◆ Short task
Copy every line of the data exactly, leaving nothing out.

###

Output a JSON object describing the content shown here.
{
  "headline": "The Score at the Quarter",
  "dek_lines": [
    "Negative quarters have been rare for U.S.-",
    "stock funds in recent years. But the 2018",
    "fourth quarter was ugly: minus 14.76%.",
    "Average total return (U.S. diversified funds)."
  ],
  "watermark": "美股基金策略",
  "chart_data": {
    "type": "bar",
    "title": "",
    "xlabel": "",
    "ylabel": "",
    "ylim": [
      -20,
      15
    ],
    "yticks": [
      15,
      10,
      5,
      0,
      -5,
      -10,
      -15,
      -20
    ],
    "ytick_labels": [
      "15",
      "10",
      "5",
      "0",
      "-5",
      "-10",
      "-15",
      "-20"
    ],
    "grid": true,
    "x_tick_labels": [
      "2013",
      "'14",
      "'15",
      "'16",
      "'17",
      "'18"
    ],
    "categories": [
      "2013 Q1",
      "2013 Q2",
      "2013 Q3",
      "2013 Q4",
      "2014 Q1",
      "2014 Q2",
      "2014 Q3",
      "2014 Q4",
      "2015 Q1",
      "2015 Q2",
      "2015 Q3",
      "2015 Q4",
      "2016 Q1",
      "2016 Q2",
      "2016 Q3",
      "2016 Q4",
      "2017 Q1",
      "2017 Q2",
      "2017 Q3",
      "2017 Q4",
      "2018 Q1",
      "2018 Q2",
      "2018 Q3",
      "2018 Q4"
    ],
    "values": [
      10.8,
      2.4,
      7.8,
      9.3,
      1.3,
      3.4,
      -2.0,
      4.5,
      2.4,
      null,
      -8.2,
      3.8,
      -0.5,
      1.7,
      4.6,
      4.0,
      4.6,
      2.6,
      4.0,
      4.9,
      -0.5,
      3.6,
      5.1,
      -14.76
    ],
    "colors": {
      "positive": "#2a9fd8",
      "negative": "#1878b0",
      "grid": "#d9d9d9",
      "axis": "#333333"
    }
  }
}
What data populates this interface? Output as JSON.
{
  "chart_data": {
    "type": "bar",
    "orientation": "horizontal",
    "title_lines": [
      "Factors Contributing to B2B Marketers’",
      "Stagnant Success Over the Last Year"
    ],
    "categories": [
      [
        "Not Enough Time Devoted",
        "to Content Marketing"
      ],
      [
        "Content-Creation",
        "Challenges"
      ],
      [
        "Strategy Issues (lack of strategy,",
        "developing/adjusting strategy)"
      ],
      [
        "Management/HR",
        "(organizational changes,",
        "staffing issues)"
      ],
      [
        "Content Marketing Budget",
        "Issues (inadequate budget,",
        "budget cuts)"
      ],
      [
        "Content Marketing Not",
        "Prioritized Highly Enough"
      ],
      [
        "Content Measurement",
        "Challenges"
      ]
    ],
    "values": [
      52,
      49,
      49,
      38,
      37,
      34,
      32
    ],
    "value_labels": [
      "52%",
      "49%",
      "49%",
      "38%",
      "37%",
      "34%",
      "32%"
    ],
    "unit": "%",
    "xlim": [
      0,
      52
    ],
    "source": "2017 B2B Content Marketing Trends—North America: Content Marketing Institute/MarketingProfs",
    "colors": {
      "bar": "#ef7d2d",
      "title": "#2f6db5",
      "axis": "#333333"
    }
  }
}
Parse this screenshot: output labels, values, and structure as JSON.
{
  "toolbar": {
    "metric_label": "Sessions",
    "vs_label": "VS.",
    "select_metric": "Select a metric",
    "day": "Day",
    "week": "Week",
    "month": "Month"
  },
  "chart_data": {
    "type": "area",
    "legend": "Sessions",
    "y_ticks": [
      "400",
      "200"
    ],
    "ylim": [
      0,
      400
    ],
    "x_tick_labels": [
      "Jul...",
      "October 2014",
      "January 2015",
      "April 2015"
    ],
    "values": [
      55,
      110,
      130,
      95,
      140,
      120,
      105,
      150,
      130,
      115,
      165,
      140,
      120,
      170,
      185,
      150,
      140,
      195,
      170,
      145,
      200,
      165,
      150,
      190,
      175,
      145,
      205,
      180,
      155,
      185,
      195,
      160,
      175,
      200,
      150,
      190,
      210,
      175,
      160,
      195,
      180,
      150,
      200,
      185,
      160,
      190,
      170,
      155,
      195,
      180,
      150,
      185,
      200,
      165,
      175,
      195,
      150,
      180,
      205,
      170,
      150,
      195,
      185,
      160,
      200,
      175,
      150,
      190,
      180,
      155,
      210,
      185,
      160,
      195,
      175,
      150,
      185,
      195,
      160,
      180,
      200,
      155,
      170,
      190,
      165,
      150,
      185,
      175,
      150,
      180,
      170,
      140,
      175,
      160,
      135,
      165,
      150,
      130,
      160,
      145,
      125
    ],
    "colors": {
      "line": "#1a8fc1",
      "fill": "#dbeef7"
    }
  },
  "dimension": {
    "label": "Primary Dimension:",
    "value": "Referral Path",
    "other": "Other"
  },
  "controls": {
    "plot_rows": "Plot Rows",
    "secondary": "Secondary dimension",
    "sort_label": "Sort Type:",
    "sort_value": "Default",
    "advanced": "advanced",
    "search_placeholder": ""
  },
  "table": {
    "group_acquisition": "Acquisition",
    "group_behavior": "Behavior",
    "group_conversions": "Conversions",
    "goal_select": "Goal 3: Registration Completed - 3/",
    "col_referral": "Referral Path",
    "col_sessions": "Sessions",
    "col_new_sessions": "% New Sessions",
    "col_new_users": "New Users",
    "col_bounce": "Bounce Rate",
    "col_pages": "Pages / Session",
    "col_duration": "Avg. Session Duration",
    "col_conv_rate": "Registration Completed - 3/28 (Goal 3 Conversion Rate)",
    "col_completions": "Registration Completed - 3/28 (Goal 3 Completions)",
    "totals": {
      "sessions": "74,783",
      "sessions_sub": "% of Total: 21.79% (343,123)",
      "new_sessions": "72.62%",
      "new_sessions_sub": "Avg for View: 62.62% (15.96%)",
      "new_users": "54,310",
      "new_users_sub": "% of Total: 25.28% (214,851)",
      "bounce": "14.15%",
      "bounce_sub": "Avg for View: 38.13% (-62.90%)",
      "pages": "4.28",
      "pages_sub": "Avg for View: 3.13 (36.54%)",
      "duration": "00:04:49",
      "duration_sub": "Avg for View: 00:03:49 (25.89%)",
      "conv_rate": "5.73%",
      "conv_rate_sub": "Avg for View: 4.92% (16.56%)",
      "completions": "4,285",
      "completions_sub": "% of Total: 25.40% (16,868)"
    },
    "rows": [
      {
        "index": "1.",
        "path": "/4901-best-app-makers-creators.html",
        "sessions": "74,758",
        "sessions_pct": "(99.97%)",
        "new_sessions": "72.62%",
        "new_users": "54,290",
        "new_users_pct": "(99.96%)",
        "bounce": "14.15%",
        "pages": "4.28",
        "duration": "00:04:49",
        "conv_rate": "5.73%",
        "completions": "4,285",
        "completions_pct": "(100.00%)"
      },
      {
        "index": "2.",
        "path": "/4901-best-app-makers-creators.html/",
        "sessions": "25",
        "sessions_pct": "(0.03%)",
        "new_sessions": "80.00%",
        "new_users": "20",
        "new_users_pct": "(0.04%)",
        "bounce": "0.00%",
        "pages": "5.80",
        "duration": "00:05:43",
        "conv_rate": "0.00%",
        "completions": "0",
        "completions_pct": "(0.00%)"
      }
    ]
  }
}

###

◆ Written response
Output a JSON object describing the content shown here.
{
  "headline": "The Score at the Quarter",
  "dek_lines": [
    "Negative quarters have been rare for U.S.-",
    "stock funds in recent years. But the 2018",
    "fourth quarter was ugly: minus 14.76%.",
    "Average total return (U.S. diversified funds)."
  ],
  "watermark": "美股基金策略",
  "chart_data": {
    "type": "bar",
    "title": "",
    "xlabel": "",
    "ylabel": "",
    "ylim": [
      -20,
      15
    ],
    "yticks": [
      15,
      10,
      5,
      0,
      -5,
      -10,
      -15,
      -20
    ],
    "ytick_labels": [
      "15",
      "10",
      "5",
      "0",
      "-5",
      "-10",
      "-15",
      "-20"
    ],
    "grid": true,
    "x_tick_labels": [
      "2013",
      "'14",
      "'15",
      "'16",
      "'17",
      "'18"
    ],
    "categories": [
      "2013 Q1",
      "2013 Q2",
      "2013 Q3",
      "2013 Q4",
      "2014 Q1",
      "2014 Q2",
      "2014 Q3",
      "2014 Q4",
      "2015 Q1",
      "2015 Q2",
      "2015 Q3",
      "2015 Q4",
      "2016 Q1",
      "2016 Q2",
      "2016 Q3",
      "2016 Q4",
      "2017 Q1",
      "2017 Q2",
      "2017 Q3",
      "2017 Q4",
      "2018 Q1",
      "2018 Q2",
      "2018 Q3",
      "2018 Q4"
    ],
    "values": [
      10.8,
      2.4,
      7.8,
      9.3,
      1.3,
      3.4,
      -2.0,
      4.5,
      2.4,
      null,
      -8.2,
      3.8,
      -0.5,
      1.7,
      4.6,
      4.0,
      4.6,
      2.6,
      4.0,
      4.9,
      -0.5,
      3.6,
      5.1,
      -14.76
    ],
    "colors": {
      "positive": "#2a9fd8",
      "negative": "#1878b0",
      "grid": "#d9d9d9",
      "axis": "#333333"
    }
  }
}
What data populates this interface? Output as JSON.
{
  "chart_data": {
    "type": "bar",
    "orientation": "horizontal",
    "title_lines": [
      "Factors Contributing to B2B Marketers’",
      "Stagnant Success Over the Last Year"
    ],
    "categories": [
      [
        "Not Enough Time Devoted",
        "to Content Marketing"
      ],
      [
        "Content-Creation",
        "Challenges"
      ],
      [
        "Strategy Issues (lack of strategy,",
        "developing/adjusting strategy)"
      ],
      [
        "Management/HR",
        "(organizational changes,",
        "staffing issues)"
      ],
      [
        "Content Marketing Budget",
        "Issues (inadequate budget,",
        "budget cuts)"
      ],
      [
        "Content Marketing Not",
        "Prioritized Highly Enough"
      ],
      [
        "Content Measurement",
        "Challenges"
      ]
    ],
    "values": [
      52,
      49,
      49,
      38,
      37,
      34,
      32
    ],
    "value_labels": [
      "52%",
      "49%",
      "49%",
      "38%",
      "37%",
      "34%",
      "32%"
    ],
    "unit": "%",
    "xlim": [
      0,
      52
    ],
    "source": "2017 B2B Content Marketing Trends—North America: Content Marketing Institute/MarketingProfs",
    "colors": {
      "bar": "#ef7d2d",
      "title": "#2f6db5",
      "axis": "#333333"
    }
  }
}
Parse this screenshot: output labels, values, and structure as JSON.
{
  "toolbar": {
    "metric_label": "Sessions",
    "vs_label": "VS.",
    "select_metric": "Select a metric",
    "day": "Day",
    "week": "Week",
    "month": "Month"
  },
  "chart_data": {
    "type": "area",
    "legend": "Sessions",
    "y_ticks": [
      "400",
      "200"
    ],
    "ylim": [
      0,
      400
    ],
    "x_tick_labels": [
      "Jul...",
      "October 2014",
      "January 2015",
      "April 2015"
    ],
    "values": [
      55,
      110,
      130,
      95,
      140,
      120,
      105,
      150,
      130,
      115,
      165,
      140,
      120,
      170,
      185,
      150,
      140,
      195,
      170,
      145,
      200,
      165,
      150,
      190,
      175,
      145,
      205,
      180,
      155,
      185,
      195,
      160,
      175,
      200,
      150,
      190,
      210,
      175,
      160,
      195,
      180,
      150,
      200,
      185,
      160,
      190,
      170,
      155,
      195,
      180,
      150,
      185,
      200,
      165,
      175,
      195,
      150,
      180,
      205,
      170,
      150,
      195,
      185,
      160,
      200,
      175,
      150,
      190,
      180,
      155,
      210,
      185,
      160,
      195,
      175,
      150,
      185,
      195,
      160,
      180,
      200,
      155,
      170,
      190,
      165,
      150,
      185,
      175,
      150,
      180,
      170,
      140,
      175,
      160,
      135,
      165,
      150,
      130,
      160,
      145,
      125
    ],
    "colors": {
      "line": "#1a8fc1",
      "fill": "#dbeef7"
    }
  },
  "dimension": {
    "label": "Primary Dimension:",
    "value": "Referral Path",
    "other": "Other"
  },
  "controls": {
    "plot_rows": "Plot Rows",
    "secondary": "Secondary dimension",
    "sort_label": "Sort Type:",
    "sort_value": "Default",
    "advanced": "advanced",
    "search_placeholder": ""
  },
  "table": {
    "group_acquisition": "Acquisition",
    "group_behavior": "Behavior",
    "group_conversions": "Conversions",
    "goal_select": "Goal 3: Registration Completed - 3/",
    "col_referral": "Referral Path",
    "col_sessions": "Sessions",
    "col_new_sessions": "% New Sessions",
    "col_new_users": "New Users",
    "col_bounce": "Bounce Rate",
    "col_pages": "Pages / Session",
    "col_duration": "Avg. Session Duration",
    "col_conv_rate": "Registration Completed - 3/28 (Goal 3 Conversion Rate)",
    "col_completions": "Registration Completed - 3/28 (Goal 3 Completions)",
    "totals": {
      "sessions": "74,783",
      "sessions_sub": "% of Total: 21.79% (343,123)",
      "new_sessions": "72.62%",
      "new_sessions_sub": "Avg for View: 62.62% (15.96%)",
      "new_users": "54,310",
      "new_users_sub": "% of Total: 25.28% (214,851)",
      "bounce": "14.15%",
      "bounce_sub": "Avg for View: 38.13% (-62.90%)",
      "pages": "4.28",
      "pages_sub": "Avg for View: 3.13 (36.54%)",
      "duration": "00:04:49",
      "duration_sub": "Avg for View: 00:03:49 (25.89%)",
      "conv_rate": "5.73%",
      "conv_rate_sub": "Avg for View: 4.92% (16.56%)",
      "completions": "4,285",
      "completions_sub": "% of Total: 25.40% (16,868)"
    },
    "rows": [
      {
        "index": "1.",
        "path": "/4901-best-app-makers-creators.html",
        "sessions": "74,758",
        "sessions_pct": "(99.97%)",
        "new_sessions": "72.62%",
        "new_users": "54,290",
        "new_users_pct": "(99.96%)",
        "bounce": "14.15%",
        "pages": "4.28",
        "duration": "00:04:49",
        "conv_rate": "5.73%",
        "completions": "4,285",
        "completions_pct": "(100.00%)"
      },
      {
        "index": "2.",
        "path": "/4901-best-app-makers-creators.html/",
        "sessions": "25",
        "sessions_pct": "(0.03%)",
        "new_sessions": "80.00%",
        "new_users": "20",
        "new_users_pct": "(0.04%)",
        "bounce": "0.00%",
        "pages": "5.80",
        "duration": "00:05:43",
        "conv_rate": "0.00%",
        "completions": "0",
        "completions_pct": "(0.00%)"
      }
    ]
  }
}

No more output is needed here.